◆ Stored rows:

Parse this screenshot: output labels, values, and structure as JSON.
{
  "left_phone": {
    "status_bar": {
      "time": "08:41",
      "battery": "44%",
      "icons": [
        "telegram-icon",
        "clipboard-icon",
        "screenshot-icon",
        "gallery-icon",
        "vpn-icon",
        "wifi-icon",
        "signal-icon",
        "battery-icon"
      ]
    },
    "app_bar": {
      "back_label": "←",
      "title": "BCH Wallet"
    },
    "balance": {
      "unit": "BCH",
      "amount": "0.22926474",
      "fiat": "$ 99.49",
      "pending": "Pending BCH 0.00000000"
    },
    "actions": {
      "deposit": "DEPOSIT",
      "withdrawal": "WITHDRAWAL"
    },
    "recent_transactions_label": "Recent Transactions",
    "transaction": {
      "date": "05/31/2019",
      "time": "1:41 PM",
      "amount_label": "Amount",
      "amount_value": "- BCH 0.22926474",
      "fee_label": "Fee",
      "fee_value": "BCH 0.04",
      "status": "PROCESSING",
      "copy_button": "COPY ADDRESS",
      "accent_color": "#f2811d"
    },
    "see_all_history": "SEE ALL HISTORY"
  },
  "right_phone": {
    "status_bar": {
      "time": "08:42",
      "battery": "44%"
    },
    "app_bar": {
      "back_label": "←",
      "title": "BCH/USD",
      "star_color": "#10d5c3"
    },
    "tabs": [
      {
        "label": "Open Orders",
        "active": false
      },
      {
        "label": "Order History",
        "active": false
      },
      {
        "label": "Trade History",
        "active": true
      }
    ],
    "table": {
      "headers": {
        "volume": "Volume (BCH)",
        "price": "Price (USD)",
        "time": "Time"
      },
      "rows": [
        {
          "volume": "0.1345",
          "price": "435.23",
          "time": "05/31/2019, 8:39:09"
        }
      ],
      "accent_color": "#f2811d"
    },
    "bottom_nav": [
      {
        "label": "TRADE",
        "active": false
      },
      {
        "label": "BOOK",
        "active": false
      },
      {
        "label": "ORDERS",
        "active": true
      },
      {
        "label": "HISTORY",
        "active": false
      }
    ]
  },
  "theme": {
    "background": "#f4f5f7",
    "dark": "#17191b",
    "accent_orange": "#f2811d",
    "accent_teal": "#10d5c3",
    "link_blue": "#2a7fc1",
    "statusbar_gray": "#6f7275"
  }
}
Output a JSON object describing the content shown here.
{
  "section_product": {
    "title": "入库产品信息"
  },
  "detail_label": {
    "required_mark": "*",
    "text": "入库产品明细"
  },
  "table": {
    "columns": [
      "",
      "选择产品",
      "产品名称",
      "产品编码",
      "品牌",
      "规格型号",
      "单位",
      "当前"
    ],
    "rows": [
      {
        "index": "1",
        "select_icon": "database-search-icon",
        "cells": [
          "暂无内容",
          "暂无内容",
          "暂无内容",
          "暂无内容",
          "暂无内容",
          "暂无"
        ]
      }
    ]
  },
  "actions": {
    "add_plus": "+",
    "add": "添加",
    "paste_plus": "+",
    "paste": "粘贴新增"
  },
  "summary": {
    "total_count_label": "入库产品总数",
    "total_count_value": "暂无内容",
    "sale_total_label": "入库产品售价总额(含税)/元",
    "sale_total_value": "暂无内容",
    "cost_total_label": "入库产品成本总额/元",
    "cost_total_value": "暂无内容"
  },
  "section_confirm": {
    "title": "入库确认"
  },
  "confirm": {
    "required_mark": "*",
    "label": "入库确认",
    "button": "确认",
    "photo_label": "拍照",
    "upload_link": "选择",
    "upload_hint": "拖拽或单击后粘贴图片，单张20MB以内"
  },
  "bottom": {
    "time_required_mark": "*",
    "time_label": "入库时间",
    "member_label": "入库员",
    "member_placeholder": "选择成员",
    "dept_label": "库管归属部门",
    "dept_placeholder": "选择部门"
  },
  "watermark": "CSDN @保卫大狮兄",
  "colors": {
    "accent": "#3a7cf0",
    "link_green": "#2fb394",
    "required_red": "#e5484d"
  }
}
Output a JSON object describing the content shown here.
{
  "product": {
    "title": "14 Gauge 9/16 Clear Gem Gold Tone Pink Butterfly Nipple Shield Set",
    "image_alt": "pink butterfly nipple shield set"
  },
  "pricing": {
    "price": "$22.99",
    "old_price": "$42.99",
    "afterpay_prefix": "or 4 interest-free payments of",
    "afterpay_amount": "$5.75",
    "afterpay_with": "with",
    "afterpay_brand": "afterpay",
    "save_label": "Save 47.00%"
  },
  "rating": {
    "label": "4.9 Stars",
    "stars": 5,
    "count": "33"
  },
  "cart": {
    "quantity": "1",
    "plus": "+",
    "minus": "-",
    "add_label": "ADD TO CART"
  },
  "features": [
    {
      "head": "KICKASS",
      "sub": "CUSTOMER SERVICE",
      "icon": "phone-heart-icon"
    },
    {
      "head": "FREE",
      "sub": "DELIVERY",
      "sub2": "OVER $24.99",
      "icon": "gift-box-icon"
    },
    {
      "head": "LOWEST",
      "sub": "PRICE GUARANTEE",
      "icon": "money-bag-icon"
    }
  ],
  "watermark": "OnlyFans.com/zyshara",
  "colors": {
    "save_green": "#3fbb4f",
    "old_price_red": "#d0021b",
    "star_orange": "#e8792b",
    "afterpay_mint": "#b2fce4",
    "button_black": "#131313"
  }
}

◆ Objective: Working from the material above, retype it in its entirety without change.

◆ Answer to the task:
Parse this screenshot: output labels, values, and structure as JSON.
{
  "left_phone": {
    "status_bar": {
      "time": "08:41",
      "battery": "44%",
      "icons": [
        "telegram-icon",
        "clipboard-icon",
        "screenshot-icon",
        "gallery-icon",
        "vpn-icon",
        "wifi-icon",
        "signal-icon",
        "battery-icon"
      ]
    },
    "app_bar": {
      "back_label": "←",
      "title": "BCH Wallet"
    },
    "balance": {
      "unit": "BCH",
      "amount": "0.22926474",
      "fiat": "$ 99.49",
      "pending": "Pending BCH 0.00000000"
    },
    "actions": {
      "deposit": "DEPOSIT",
      "withdrawal": "WITHDRAWAL"
    },
    "recent_transactions_label": "Recent Transactions",
    "transaction": {
      "date": "05/31/2019",
      "time": "1:41 PM",
      "amount_label": "Amount",
      "amount_value": "- BCH 0.22926474",
      "fee_label": "Fee",
      "fee_value": "BCH 0.04",
      "status": "PROCESSING",
      "copy_button": "COPY ADDRESS",
      "accent_color": "#f2811d"
    },
    "see_all_history": "SEE ALL HISTORY"
  },
  "right_phone": {
    "status_bar": {
      "time": "08:42",
      "battery": "44%"
    },
    "app_bar": {
      "back_label": "←",
      "title": "BCH/USD",
      "star_color": "#10d5c3"
    },
    "tabs": [
      {
        "label": "Open Orders",
        "active": false
      },
      {
        "label": "Order History",
        "active": false
      },
      {
        "label": "Trade History",
        "active": true
      }
    ],
    "table": {
      "headers": {
        "volume": "Volume (BCH)",
        "price": "Price (USD)",
        "time": "Time"
      },
      "rows": [
        {
          "volume": "0.1345",
          "price": "435.23",
          "time": "05/31/2019, 8:39:09"
        }
      ],
      "accent_color": "#f2811d"
    },
    "bottom_nav": [
      {
        "label": "TRADE",
        "active": false
      },
      {
        "label": "BOOK",
        "active": false
      },
      {
        "label": "ORDERS",
        "active": true
      },
      {
        "label": "HISTORY",
        "active": false
      }
    ]
  },
  "theme": {
    "background": "#f4f5f7",
    "dark": "#17191b",
    "accent_orange": "#f2811d",
    "accent_teal": "#10d5c3",
    "link_blue": "#2a7fc1",
    "statusbar_gray": "#6f7275"
  }
}
Output a JSON object describing the content shown here.
{
  "section_product": {
    "title": "入库产品信息"
  },
  "detail_label": {
    "required_mark": "*",
    "text": "入库产品明细"
  },
  "table": {
    "columns": [
      "",
      "选择产品",
      "产品名称",
      "产品编码",
      "品牌",
      "规格型号",
      "单位",
      "当前"
    ],
    "rows": [
      {
        "index": "1",
        "select_icon": "database-search-icon",
        "cells": [
          "暂无内容",
          "暂无内容",
          "暂无内容",
          "暂无内容",
          "暂无内容",
          "暂无"
        ]
      }
    ]
  },
  "actions": {
    "add_plus": "+",
    "add": "添加",
    "paste_plus": "+",
    "paste": "粘贴新增"
  },
  "summary": {
    "total_count_label": "入库产品总数",
    "total_count_value": "暂无内容",
    "sale_total_label": "入库产品售价总额(含税)/元",
    "sale_total_value": "暂无内容",
    "cost_total_label": "入库产品成本总额/元",
    "cost_total_value": "暂无内容"
  },
  "section_confirm": {
    "title": "入库确认"
  },
  "confirm": {
    "required_mark": "*",
    "label": "入库确认",
    "button": "确认",
    "photo_label": "拍照",
    "upload_link": "选择",
    "upload_hint": "拖拽或单击后粘贴图片，单张20MB以内"
  },
  "bottom": {
    "time_required_mark": "*",
    "time_label": "入库时间",
    "member_label": "入库员",
    "member_placeholder": "选择成员",
    "dept_label": "库管归属部门",
    "dept_placeholder": "选择部门"
  },
  "watermark": "CSDN @保卫大狮兄",
  "colors": {
    "accent": "#3a7cf0",
    "link_green": "#2fb394",
    "required_red": "#e5484d"
  }
}
Output a JSON object describing the content shown here.
{
  "product": {
    "title": "14 Gauge 9/16 Clear Gem Gold Tone Pink Butterfly Nipple Shield Set",
    "image_alt": "pink butterfly nipple shield set"
  },
  "pricing": {
    "price": "$22.99",
    "old_price": "$42.99",
    "afterpay_prefix": "or 4 interest-free payments of",
    "afterpay_amount": "$5.75",
    "afterpay_with": "with",
    "afterpay_brand": "afterpay",
    "save_label": "Save 47.00%"
  },
  "rating": {
    "label": "4.9 Stars",
    "stars": 5,
    "count": "33"
  },
  "cart": {
    "quantity": "1",
    "plus": "+",
    "minus": "-",
    "add_label": "ADD TO CART"
  },
  "features": [
    {
      "head": "KICKASS",
      "sub": "CUSTOMER SERVICE",
      "icon": "phone-heart-icon"
    },
    {
      "head": "FREE",
      "sub": "DELIVERY",
      "sub2": "OVER $24.99",
      "icon": "gift-box-icon"
    },
    {
      "head": "LOWEST",
      "sub": "PRICE GUARANTEE",
      "icon": "money-bag-icon"
    }
  ],
  "watermark": "OnlyFans.com/zyshara",
  "colors": {
    "save_green": "#3fbb4f",
    "old_price_red": "#d0021b",
    "star_orange": "#e8792b",
    "afterpay_mint": "#b2fce4",
    "button_black": "#131313"
  }
}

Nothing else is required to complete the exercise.